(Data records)
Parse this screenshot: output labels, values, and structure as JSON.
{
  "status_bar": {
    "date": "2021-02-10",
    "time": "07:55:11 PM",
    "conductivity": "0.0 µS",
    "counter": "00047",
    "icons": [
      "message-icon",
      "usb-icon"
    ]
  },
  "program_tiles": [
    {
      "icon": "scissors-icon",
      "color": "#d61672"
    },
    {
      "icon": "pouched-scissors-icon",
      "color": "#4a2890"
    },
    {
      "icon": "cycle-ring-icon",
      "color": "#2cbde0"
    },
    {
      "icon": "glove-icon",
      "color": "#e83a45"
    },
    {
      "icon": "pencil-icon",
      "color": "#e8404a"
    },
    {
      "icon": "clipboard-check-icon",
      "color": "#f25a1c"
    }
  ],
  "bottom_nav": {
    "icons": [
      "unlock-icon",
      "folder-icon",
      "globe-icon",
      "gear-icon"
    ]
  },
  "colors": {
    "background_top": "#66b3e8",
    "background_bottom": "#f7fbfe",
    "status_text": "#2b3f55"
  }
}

* **TASK GOAL**
Copy out every line from the material above in which the word "scissors" appears.

* **COMPLETE OUTPUT**
      "icon": "scissors-icon",
      "icon": "pouched-scissors-icon",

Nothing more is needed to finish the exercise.